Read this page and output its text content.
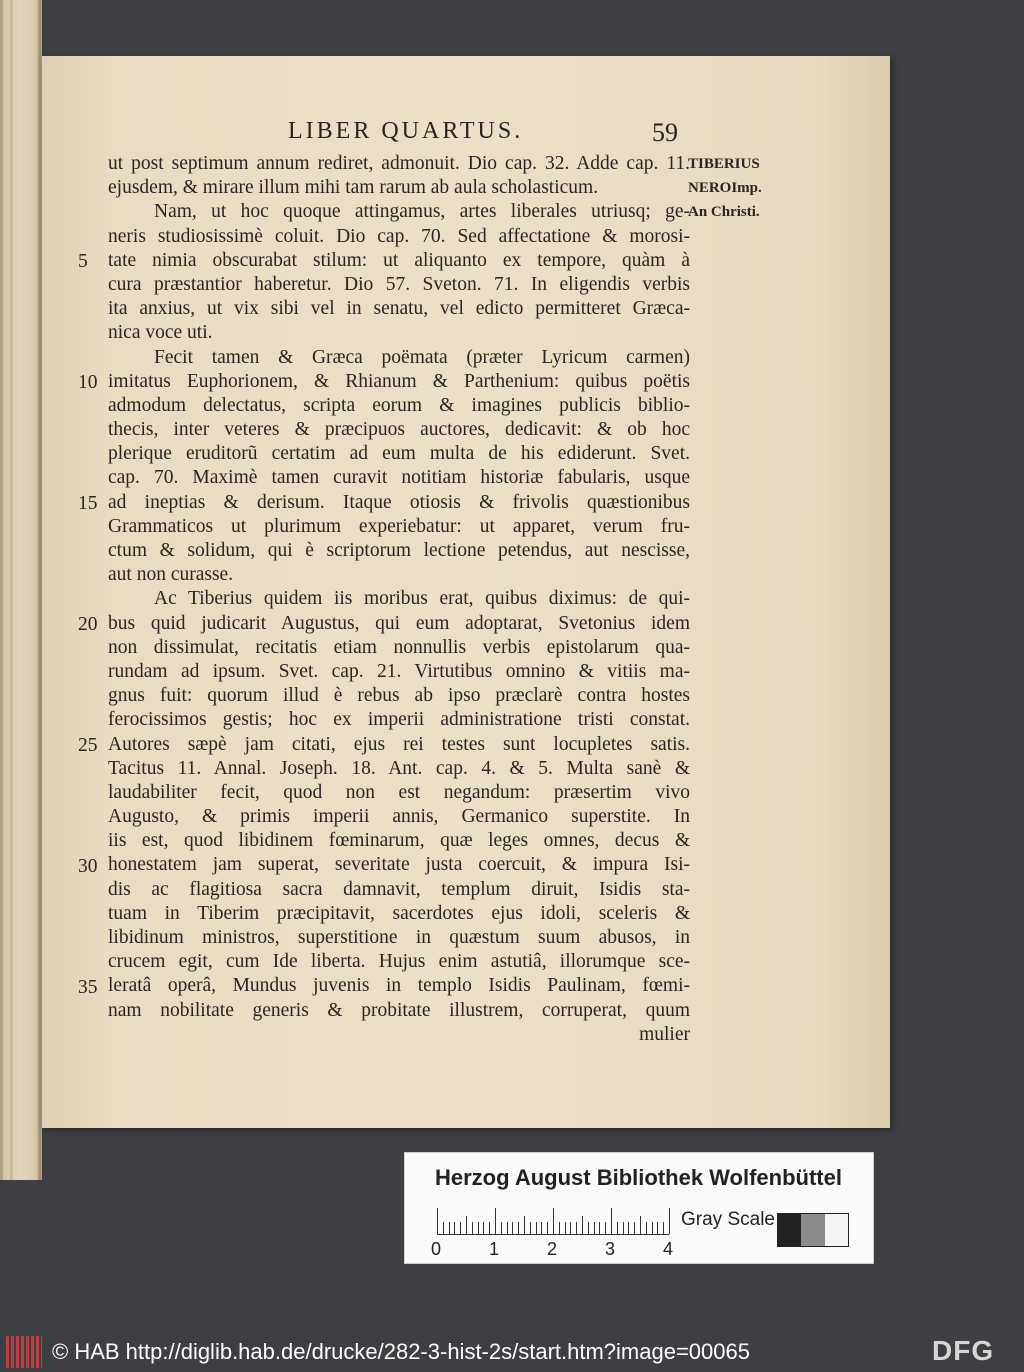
LIBER QUARTUS.	59
TIBERIUS
NEROImp.
An Christi.
5
10
15
20
25
30
35
ut post septimum annum rediret, admonuit. Dio cap. 32. Adde cap. 11.
ejusdem, & mirare illum mihi tam rarum ab aula scholasticum.
Nam, ut hoc quoque attingamus, artes liberales utriusq; ge-
neris studiosissimè coluit. Dio cap. 70. Sed affectatione & morosi-
tate nimia obscurabat stilum: ut aliquanto ex tempore, quàm à
cura præstantior haberetur. Dio 57. Sveton. 71. In eligendis verbis
ita anxius, ut vix sibi vel in senatu, vel edicto permitteret Græca-
nica voce uti.
Fecit tamen & Græca poëmata (præter Lyricum carmen)
imitatus Euphorionem, & Rhianum & Parthenium: quibus poëtis
admodum delectatus, scripta eorum & imagines publicis biblio-
thecis, inter veteres & præcipuos auctores, dedicavit: & ob hoc
plerique eruditorũ certatim ad eum multa de his ediderunt. Svet.
cap. 70. Maximè tamen curavit notitiam historiæ fabularis, usque
ad ineptias & derisum. Itaque otiosis & frivolis quæstionibus
Grammaticos ut plurimum experiebatur: ut apparet, verum fru-
ctum & solidum, qui è scriptorum lectione petendus, aut nescisse,
aut non curasse.
Ac Tiberius quidem iis moribus erat, quibus diximus: de qui-
bus quid judicarit Augustus, qui eum adoptarat, Svetonius idem
non dissimulat, recitatis etiam nonnullis verbis epistolarum qua-
rundam ad ipsum. Svet. cap. 21. Virtutibus omnino & vitiis ma-
gnus fuit: quorum illud è rebus ab ipso præclarè contra hostes
ferocissimos gestis; hoc ex imperii administratione tristi constat.
Autores sæpè jam citati, ejus rei testes sunt locupletes satis.
Tacitus 11. Annal. Joseph. 18. Ant. cap. 4. & 5. Multa sanè &
laudabiliter fecit, quod non est negandum: præsertim vivo
Augusto, & primis imperii annis, Germanico superstite. In
iis est, quod libidinem fœminarum, quæ leges omnes, decus &
honestatem jam superat, severitate justa coercuit, & impura Isi-
dis ac flagitiosa sacra damnavit, templum diruit, Isidis sta-
tuam in Tiberim præcipitavit, sacerdotes ejus idoli, sceleris &
libidinum ministros, superstitione in quæstum suum abusos, in
crucem egit, cum Ide liberta. Hujus enim astutiâ, illorumque sce-
leratâ operâ, Mundus juvenis in templo Isidis Paulinam, fœmi-
nam nobilitate generis & probitate illustrem, corruperat, quum
mulier
Herzog August Bibliothek Wolfenbüttel
0	1	2	3	4
Gray Scale
© HAB http://diglib.hab.de/drucke/282-3-hist-2s/start.htm?image=00065	DFG
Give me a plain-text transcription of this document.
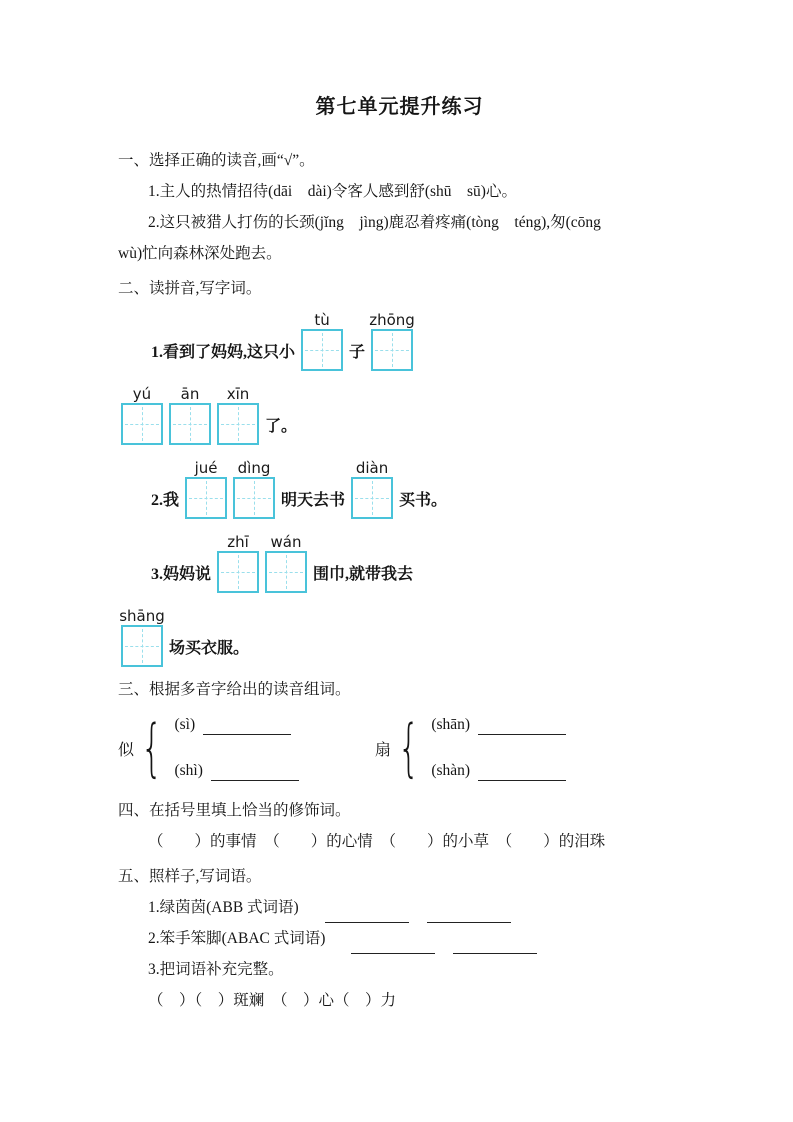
第七单元提升练习
一、选择正确的读音,画“√”。
1.主人的热情招待(dāi　dài)令客人感到舒(shū　sū)心。
2.这只被猎人打伤的长颈(jǐng　jìng)鹿忍着疼痛(tòng　téng),匆(cōng
wù)忙向森林深处跑去。
二、读拼音,写字词。
1.看到了妈妈,这只小
tù
子
zhōng
yú ān xīn
了。
2.我
jué dìng
明天去书
diàn
买书。
3.妈妈说
zhī wán
围巾,就带我去
shāng
场买衣服。
三、根据多音字给出的读音组词。
似 { (sì)
(shì)
扇 { (shān)
(shàn)
四、在括号里填上恰当的修饰词。
（　　）的事情　（　　）的心情　（　　）的小草　（　　）的泪珠
五、照样子,写词语。
1.绿茵茵(ABB 式词语)
2.笨手笨脚(ABAC 式词语)
3.把词语补充完整。
（　）（　）斑斓　（　）心（　）力
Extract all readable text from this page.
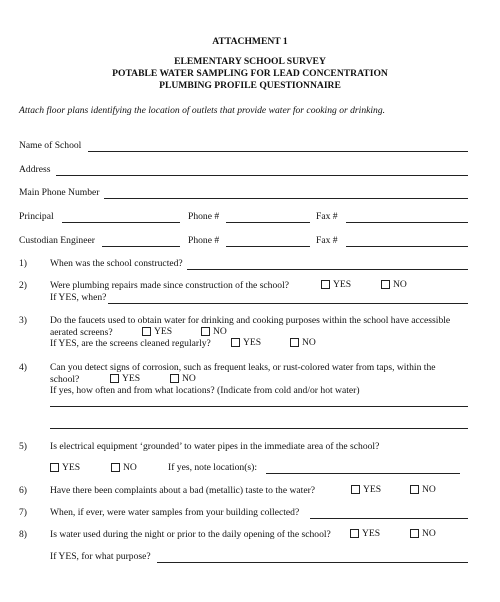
ATTACHMENT 1
ELEMENTARY SCHOOL SURVEY
POTABLE WATER SAMPLING FOR LEAD CONCENTRATION
PLUMBING PROFILE QUESTIONNAIRE
Attach floor plans identifying the location of outlets that provide water for cooking or drinking.
Name of School
Address
Main Phone Number
Principal	Phone #	Fax #
Custodian Engineer	Phone #	Fax #
1) When was the school constructed?
2) Were plumbing repairs made since construction of the school?	YES	NO
If YES, when?
3) Do the faucets used to obtain water for drinking and cooking purposes within the school have accessible
aerated screens?	YES	NO
If YES, are the screens cleaned regularly?	YES	NO
4) Can you detect signs of corrosion, such as frequent leaks, or rust-colored water from taps, within the
school?	YES	NO
If yes, how often and from what locations? (Indicate from cold and/or hot water)
5) Is electrical equipment ‘grounded’ to water pipes in the immediate area of the school?
YES	NO	If yes, note location(s):
6) Have there been complaints about a bad (metallic) taste to the water?	YES	NO
7) When, if ever, were water samples from your building collected?
8) Is water used during the night or prior to the daily opening of the school?	YES	NO
If YES, for what purpose?
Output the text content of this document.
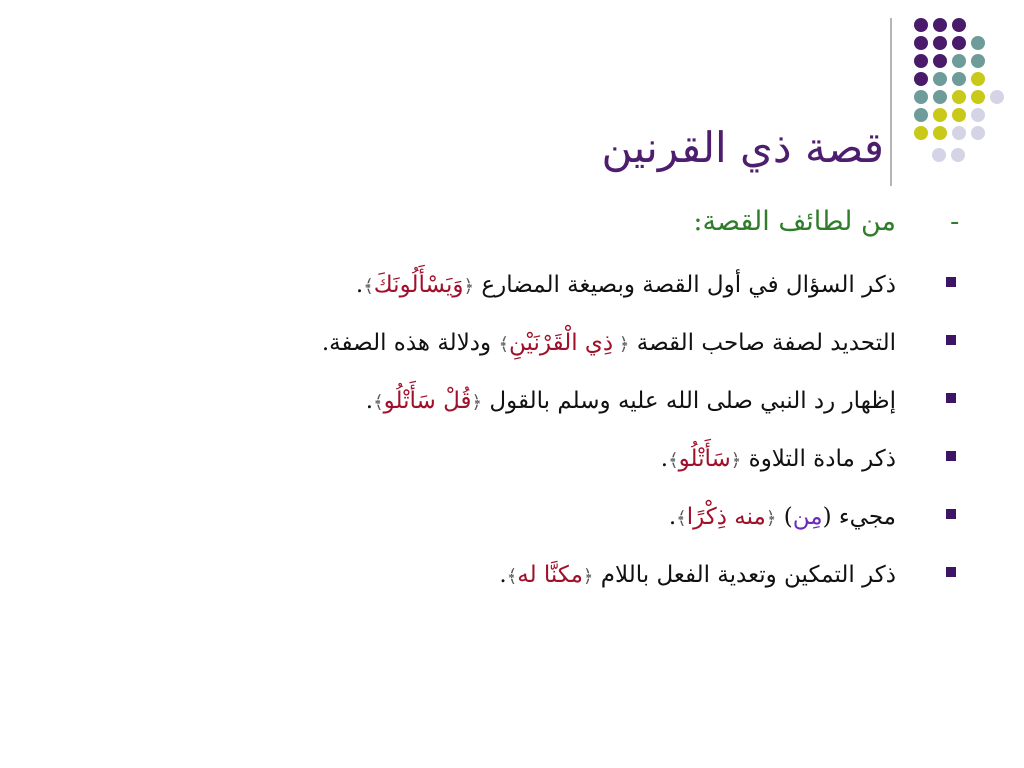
قصة ذي القرنين
-
من لطائف القصة:
ذكر السؤال في أول القصة وبصيغة المضارع ﴿وَيَسْأَلُونَكَ﴾.
التحديد لصفة صاحب القصة ﴿ ذِي الْقَرْنَيْنِ﴾ ودلالة هذه الصفة.
إظهار رد النبي صلى الله عليه وسلم بالقول ﴿قُلْ سَأَتْلُو﴾.
ذكر مادة التلاوة ﴿سَأَتْلُو﴾.
مجيء (مِن) ﴿منه ذِكْرًا﴾.
ذكر التمكين وتعدية الفعل باللام ﴿مكنَّا له﴾.
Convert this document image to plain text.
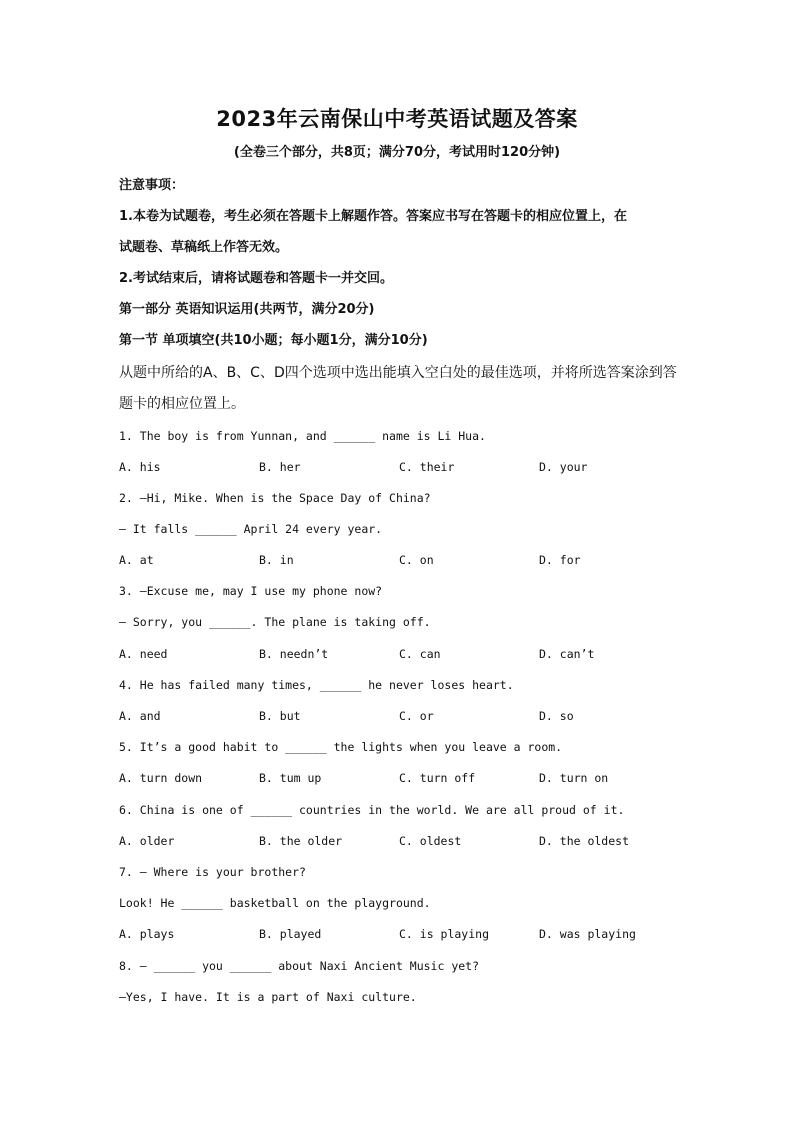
2023年云南保山中考英语试题及答案
(全卷三个部分，共8页；满分70分，考试用时120分钟)
注意事项：
1.本卷为试题卷，考生必须在答题卡上解题作答。答案应书写在答题卡的相应位置上，在
试题卷、草稿纸上作答无效。
2.考试结束后，请将试题卷和答题卡一并交回。
第一部分 英语知识运用(共两节，满分20分)
第一节 单项填空(共10小题；每小题1分，满分10分)
从题中所给的A、B、C、D四个选项中选出能填入空白处的最佳选项，并将所选答案涂到答
题卡的相应位置上。
1. The boy is from Yunnan, and ______ name is Li Hua.
A. his	B. her	C. their	D. your
2. —Hi, Mike. When is the Space Day of China?
— It falls ______ April 24 every year.
A. at	B. in	C. on	D. for
3. —Excuse me, may I use my phone now?
— Sorry, you ______. The plane is taking off.
A. need	B. needn’t	C. can	D. can’t
4. He has failed many times, ______ he never loses heart.
A. and	B. but	C. or	D. so
5. It’s a good habit to ______ the lights when you leave a room.
A. turn down	B. tum up	C. turn off	D. turn on
6. China is one of ______ countries in the world. We are all proud of it.
A. older	B. the older	C. oldest	D. the oldest
7. — Where is your brother?
Look! He ______ basketball on the playground.
A. plays	B. played	C. is playing	D. was playing
8. — ______ you ______ about Naxi Ancient Music yet?
—Yes, I have. It is a part of Naxi culture.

(What is required) Transcribe the material exactly, and leave out whatever pictures it holds.

(Written solution)
Read this page and output its text content.
LIBER QUARTUS.	59
TIBERIUS
NEROImp.
An Christi.
5
10
15
20
25
30
35
ut post septimum annum rediret, admonuit. Dio cap. 32. Adde cap. 11.
ejusdem, & mirare illum mihi tam rarum ab aula scholasticum.
Nam, ut hoc quoque attingamus, artes liberales utriusq; ge-
neris studiosissimè coluit. Dio cap. 70. Sed affectatione & morosi-
tate nimia obscurabat stilum: ut aliquanto ex tempore, quàm à
cura præstantior haberetur. Dio 57. Sveton. 71. In eligendis verbis
ita anxius, ut vix sibi vel in senatu, vel edicto permitteret Græca-
nica voce uti.
Fecit tamen & Græca poëmata (præter Lyricum carmen)
imitatus Euphorionem, & Rhianum & Parthenium: quibus poëtis
admodum delectatus, scripta eorum & imagines publicis biblio-
thecis, inter veteres & præcipuos auctores, dedicavit: & ob hoc
plerique eruditorũ certatim ad eum multa de his ediderunt. Svet.
cap. 70. Maximè tamen curavit notitiam historiæ fabularis, usque
ad ineptias & derisum. Itaque otiosis & frivolis quæstionibus
Grammaticos ut plurimum experiebatur: ut apparet, verum fru-
ctum & solidum, qui è scriptorum lectione petendus, aut nescisse,
aut non curasse.
Ac Tiberius quidem iis moribus erat, quibus diximus: de qui-
bus quid judicarit Augustus, qui eum adoptarat, Svetonius idem
non dissimulat, recitatis etiam nonnullis verbis epistolarum qua-
rundam ad ipsum. Svet. cap. 21. Virtutibus omnino & vitiis ma-
gnus fuit: quorum illud è rebus ab ipso præclarè contra hostes
ferocissimos gestis; hoc ex imperii administratione tristi constat.
Autores sæpè jam citati, ejus rei testes sunt locupletes satis.
Tacitus 11. Annal. Joseph. 18. Ant. cap. 4. & 5. Multa sanè &
laudabiliter fecit, quod non est negandum: præsertim vivo
Augusto, & primis imperii annis, Germanico superstite. In
iis est, quod libidinem fœminarum, quæ leges omnes, decus &
honestatem jam superat, severitate justa coercuit, & impura Isi-
dis ac flagitiosa sacra damnavit, templum diruit, Isidis sta-
tuam in Tiberim præcipitavit, sacerdotes ejus idoli, sceleris &
libidinum ministros, superstitione in quæstum suum abusos, in
crucem egit, cum Ide liberta. Hujus enim astutiâ, illorumque sce-
leratâ operâ, Mundus juvenis in templo Isidis Paulinam, fœmi-
nam nobilitate generis & probitate illustrem, corruperat, quum
mulier
Herzog August Bibliothek Wolfenbüttel
0	1	2	3	4
Gray Scale
© HAB http://diglib.hab.de/drucke/282-3-hist-2s/start.htm?image=00065	DFG
Give me a plain-text transcription of this document.
第七单元提升练习
一、选择正确的读音,画“√”。
1.主人的热情招待(dāi　dài)令客人感到舒(shū　sū)心。
2.这只被猎人打伤的长颈(jǐng　jìng)鹿忍着疼痛(tòng　téng),匆(cōng
wù)忙向森林深处跑去。
二、读拼音,写字词。
1.看到了妈妈,这只小
tù
子
zhōng
yú ān xīn
了。
2.我
jué dìng
明天去书
diàn
买书。
3.妈妈说
zhī wán
围巾,就带我去
shāng
场买衣服。
三、根据多音字给出的读音组词。
似 { (sì)
(shì)
扇 { (shān)
(shàn)
四、在括号里填上恰当的修饰词。
（　　）的事情　（　　）的心情　（　　）的小草　（　　）的泪珠
五、照样子,写词语。
1.绿茵茵(ABB 式词语)
2.笨手笨脚(ABAC 式词语)
3.把词语补充完整。
（　）（　）斑斓　（　）心（　）力
Extract all readable text from this page.
ATTACHMENT 1
ELEMENTARY SCHOOL SURVEY
POTABLE WATER SAMPLING FOR LEAD CONCENTRATION
PLUMBING PROFILE QUESTIONNAIRE
Attach floor plans identifying the location of outlets that provide water for cooking or drinking.
Name of School
Address
Main Phone Number
Principal	Phone #	Fax #
Custodian Engineer	Phone #	Fax #
1) When was the school constructed?
2) Were plumbing repairs made since construction of the school?	YES	NO
If YES, when?
3) Do the faucets used to obtain water for drinking and cooking purposes within the school have accessible
aerated screens?	YES	NO
If YES, are the screens cleaned regularly?	YES	NO
4) Can you detect signs of corrosion, such as frequent leaks, or rust-colored water from taps, within the
school?	YES	NO
If yes, how often and from what locations? (Indicate from cold and/or hot water)
5) Is electrical equipment ‘grounded’ to water pipes in the immediate area of the school?
YES	NO	If yes, note location(s):
6) Have there been complaints about a bad (metallic) taste to the water?	YES	NO
7) When, if ever, were water samples from your building collected?
8) Is water used during the night or prior to the daily opening of the school?	YES	NO
If YES, for what purpose?
Output the text content of this document.
قصة ذي القرنين
-
من لطائف القصة:
ذكر السؤال في أول القصة وبصيغة المضارع ﴿وَيَسْأَلُونَكَ﴾.
التحديد لصفة صاحب القصة ﴿ ذِي الْقَرْنَيْنِ﴾ ودلالة هذه الصفة.
إظهار رد النبي صلى الله عليه وسلم بالقول ﴿قُلْ سَأَتْلُو﴾.
ذكر مادة التلاوة ﴿سَأَتْلُو﴾.
مجيء (مِن) ﴿منه ذِكْرًا﴾.
ذكر التمكين وتعدية الفعل باللام ﴿مكنَّا له﴾.
Convert this document image to plain text.
2023年云南保山中考英语试题及答案
(全卷三个部分，共8页；满分70分，考试用时120分钟)
注意事项：
1.本卷为试题卷，考生必须在答题卡上解题作答。答案应书写在答题卡的相应位置上，在
试题卷、草稿纸上作答无效。
2.考试结束后，请将试题卷和答题卡一并交回。
第一部分 英语知识运用(共两节，满分20分)
第一节 单项填空(共10小题；每小题1分，满分10分)
从题中所给的A、B、C、D四个选项中选出能填入空白处的最佳选项，并将所选答案涂到答
题卡的相应位置上。
1. The boy is from Yunnan, and ______ name is Li Hua.
A. his	B. her	C. their	D. your
2. —Hi, Mike. When is the Space Day of China?
— It falls ______ April 24 every year.
A. at	B. in	C. on	D. for
3. —Excuse me, may I use my phone now?
— Sorry, you ______. The plane is taking off.
A. need	B. needn’t	C. can	D. can’t
4. He has failed many times, ______ he never loses heart.
A. and	B. but	C. or	D. so
5. It’s a good habit to ______ the lights when you leave a room.
A. turn down	B. tum up	C. turn off	D. turn on
6. China is one of ______ countries in the world. We are all proud of it.
A. older	B. the older	C. oldest	D. the oldest
7. — Where is your brother?
Look! He ______ basketball on the playground.
A. plays	B. played	C. is playing	D. was playing
8. — ______ you ______ about Naxi Ancient Music yet?
—Yes, I have. It is a part of Naxi culture.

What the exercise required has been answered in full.